*Text*
>>>

[llvm-dev] Incorrect Cortex-R4/R4F/R5 ProcessorModel in ARM.td

Thu Oct 14 09:23:35 PDT 2021

Hello,

I know just about enough to find the right file to describe the scheduling model, but I don't know much about the details myself. I'm hoping that one of my colleagues or someone knowing about scheduling in general can help/correct what I'm writing below.

>From what I glean from:
https://llvm.org/devmtg/2016-09/slides/Absar-SchedulingInOrder.pdf
https://llvm.org/devmtg/2014-10/Slides/Estes-MISchedulerTutorial.pdf

The basics of superscalar modelling are the IssueWidth

def CortexR52Model : SchedMachineModel {
  let MicroOpBufferSize = 0;  // R52 is in-order processor
  let IssueWidth = 2;         // 2 micro-ops dispatched per cycle
  let LoadLatency = 1;        // Optimistic, assuming no misses
  let MispredictPenalty = 8;  // A branch direction mispredict, including PFU
  let CompleteModel = 0;      // Covers instructions applicable to cortex-r52.
}

I would expect the forwarding information to be useful as to dual issue certain pairs the dependencies would need to be available.

<<<

*Data shown*
>>>

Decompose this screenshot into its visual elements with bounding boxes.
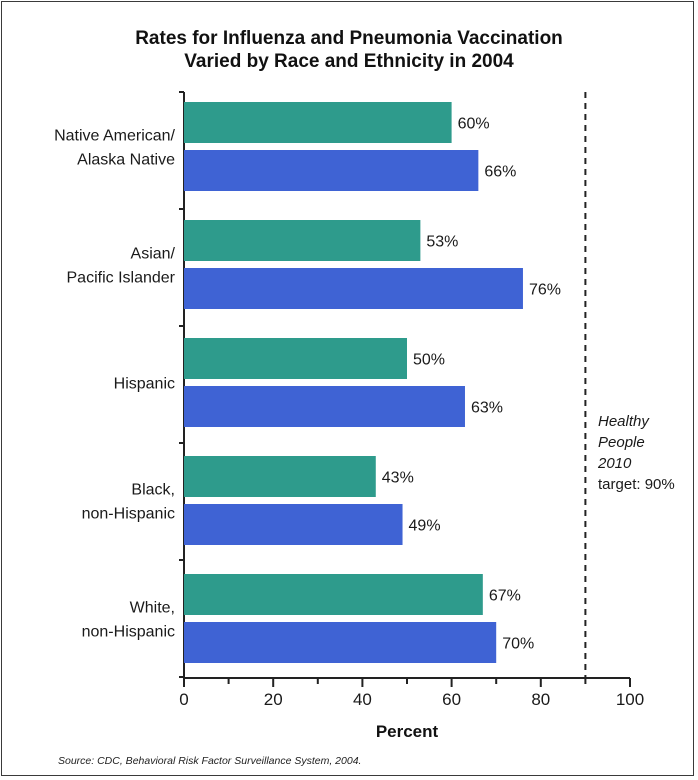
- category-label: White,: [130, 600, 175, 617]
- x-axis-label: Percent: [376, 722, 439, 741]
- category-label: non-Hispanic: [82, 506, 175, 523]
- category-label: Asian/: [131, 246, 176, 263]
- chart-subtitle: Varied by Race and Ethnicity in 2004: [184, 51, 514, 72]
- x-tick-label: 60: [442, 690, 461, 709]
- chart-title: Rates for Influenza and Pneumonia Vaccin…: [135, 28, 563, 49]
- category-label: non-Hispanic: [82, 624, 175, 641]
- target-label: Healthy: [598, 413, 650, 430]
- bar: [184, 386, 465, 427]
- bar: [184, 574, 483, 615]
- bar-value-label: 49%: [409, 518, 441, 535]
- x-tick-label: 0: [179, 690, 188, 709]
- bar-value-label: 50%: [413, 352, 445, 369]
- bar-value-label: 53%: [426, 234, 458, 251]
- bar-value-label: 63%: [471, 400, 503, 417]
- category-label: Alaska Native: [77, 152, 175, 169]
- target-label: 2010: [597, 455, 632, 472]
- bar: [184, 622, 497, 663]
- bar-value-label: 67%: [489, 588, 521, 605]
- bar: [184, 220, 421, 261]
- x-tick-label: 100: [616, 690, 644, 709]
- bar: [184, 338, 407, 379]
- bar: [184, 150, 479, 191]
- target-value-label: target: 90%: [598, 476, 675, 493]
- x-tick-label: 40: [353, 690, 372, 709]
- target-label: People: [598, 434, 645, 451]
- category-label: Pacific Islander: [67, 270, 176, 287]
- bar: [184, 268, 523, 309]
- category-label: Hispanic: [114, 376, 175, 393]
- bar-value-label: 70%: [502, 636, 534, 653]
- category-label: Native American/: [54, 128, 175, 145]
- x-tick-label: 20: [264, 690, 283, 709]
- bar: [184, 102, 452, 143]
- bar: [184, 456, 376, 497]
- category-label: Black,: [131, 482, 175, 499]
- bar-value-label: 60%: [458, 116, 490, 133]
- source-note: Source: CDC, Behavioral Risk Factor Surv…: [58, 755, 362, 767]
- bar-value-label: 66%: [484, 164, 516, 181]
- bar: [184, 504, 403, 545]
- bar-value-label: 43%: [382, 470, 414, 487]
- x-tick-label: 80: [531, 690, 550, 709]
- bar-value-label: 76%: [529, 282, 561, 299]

<<<
>>>

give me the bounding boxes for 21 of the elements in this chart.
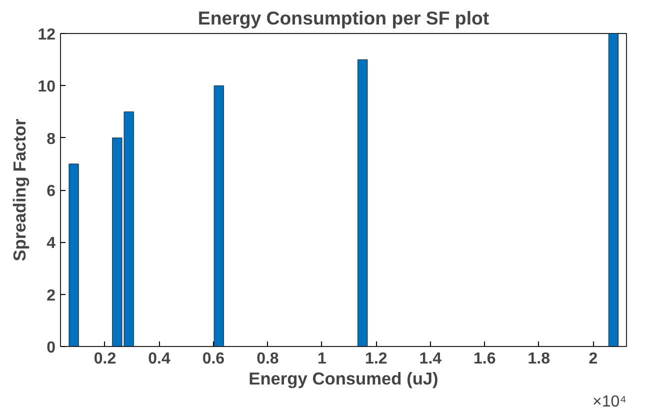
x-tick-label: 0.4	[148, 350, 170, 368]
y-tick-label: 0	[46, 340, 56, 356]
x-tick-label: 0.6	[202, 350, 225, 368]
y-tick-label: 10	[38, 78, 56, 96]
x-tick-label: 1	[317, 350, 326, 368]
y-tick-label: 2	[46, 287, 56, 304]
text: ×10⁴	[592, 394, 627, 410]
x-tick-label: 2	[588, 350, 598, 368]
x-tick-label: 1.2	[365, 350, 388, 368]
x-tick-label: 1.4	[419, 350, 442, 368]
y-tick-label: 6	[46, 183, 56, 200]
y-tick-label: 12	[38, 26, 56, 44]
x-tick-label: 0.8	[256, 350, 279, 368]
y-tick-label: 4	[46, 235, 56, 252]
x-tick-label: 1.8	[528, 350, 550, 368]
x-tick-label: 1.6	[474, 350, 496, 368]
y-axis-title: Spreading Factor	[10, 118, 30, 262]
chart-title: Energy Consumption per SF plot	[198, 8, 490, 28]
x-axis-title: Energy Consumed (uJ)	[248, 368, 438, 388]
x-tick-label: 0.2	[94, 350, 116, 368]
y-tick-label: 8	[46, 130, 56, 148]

<<<
>>>

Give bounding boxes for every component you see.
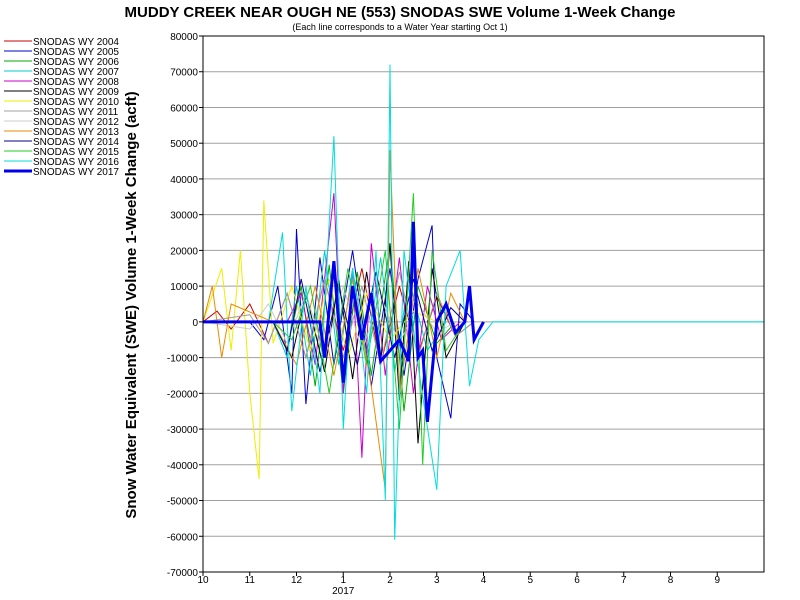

<<<

*Written task A*
In the post about the ARM scheduling model, what value does the CortexR52Model give IssueWidth?
*Written task B*
Please continue the post about the ARM scheduling model, starting after its last sentence.

*Exercise output A*
2

*Exercise output B*
// Forwarding information - based on when an operand is read
def : ReadAdvance<R52Read_ISS, 0>;
def : ReadAdvance<R52Read_EX1, 1>;
def : ReadAdvance<R52Read_EX2, 2>;
def : ReadAdvance<R52Read_F0, 0>;
def : ReadAdvance<R52Read_F1, 1>;
def : ReadAdvance<R52Read_F2, 2>;

>From https://llvm.org/devmtg/2016-09/slides/Absar-SchedulingInOrder.pdf assuming it still holds (5 years ago)
LLVM Scheduler -What's missing?
* Instructions with slot constraints
** Cannot issue in second slot - specification and pickNode changes
** Cannot issue with any other - micro-ops
** Cannot issue with specific another - reliance on resource constraint (not adequate)
* Inter-lock constraint modelling
** Cannot slow down previous instruction
* First-half, second-half and in-stage forwarding
** Further divide pipeline stages
* Variadic instructions
** SchedPredicate, SchedVariant - an alternate compact representation necessary

It may be that more complex superscalar constraints cannot be modelled.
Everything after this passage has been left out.